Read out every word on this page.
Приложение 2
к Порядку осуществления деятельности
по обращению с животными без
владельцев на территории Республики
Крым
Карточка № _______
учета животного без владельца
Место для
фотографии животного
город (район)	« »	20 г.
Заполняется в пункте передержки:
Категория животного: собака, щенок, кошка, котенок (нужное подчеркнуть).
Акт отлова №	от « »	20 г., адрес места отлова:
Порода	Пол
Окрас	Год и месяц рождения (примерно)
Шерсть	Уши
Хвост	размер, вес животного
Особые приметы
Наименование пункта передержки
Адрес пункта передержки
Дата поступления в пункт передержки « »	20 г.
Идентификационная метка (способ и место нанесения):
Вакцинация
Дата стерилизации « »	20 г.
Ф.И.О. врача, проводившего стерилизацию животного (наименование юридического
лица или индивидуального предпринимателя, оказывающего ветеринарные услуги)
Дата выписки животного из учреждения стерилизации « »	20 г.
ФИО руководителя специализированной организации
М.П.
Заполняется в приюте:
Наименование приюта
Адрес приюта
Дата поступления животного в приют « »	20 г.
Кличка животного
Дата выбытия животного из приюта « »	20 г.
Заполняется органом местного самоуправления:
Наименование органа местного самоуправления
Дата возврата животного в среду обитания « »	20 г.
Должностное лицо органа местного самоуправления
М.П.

------------------------

## YOUR OBJECTIVE:
Write out the full set of records exactly as given.

## EXPECTED ANSWER:
Read out every word on this page.
Приложение 2
к Порядку осуществления деятельности
по обращению с животными без
владельцев на территории Республики
Крым
Карточка № _______
учета животного без владельца
Место для
фотографии животного
город (район)	« »	20 г.
Заполняется в пункте передержки:
Категория животного: собака, щенок, кошка, котенок (нужное подчеркнуть).
Акт отлова №	от « »	20 г., адрес места отлова:
Порода	Пол
Окрас	Год и месяц рождения (примерно)
Шерсть	Уши
Хвост	размер, вес животного
Особые приметы
Наименование пункта передержки
Адрес пункта передержки
Дата поступления в пункт передержки « »	20 г.
Идентификационная метка (способ и место нанесения):
Вакцинация
Дата стерилизации « »	20 г.
Ф.И.О. врача, проводившего стерилизацию животного (наименование юридического
лица или индивидуального предпринимателя, оказывающего ветеринарные услуги)
Дата выписки животного из учреждения стерилизации « »	20 г.
ФИО руководителя специализированной организации
М.П.
Заполняется в приюте:
Наименование приюта
Адрес приюта
Дата поступления животного в приют « »	20 г.
Кличка животного
Дата выбытия животного из приюта « »	20 г.
Заполняется органом местного самоуправления:
Наименование органа местного самоуправления
Дата возврата животного в среду обитания « »	20 г.
Должностное лицо органа местного самоуправления
М.П.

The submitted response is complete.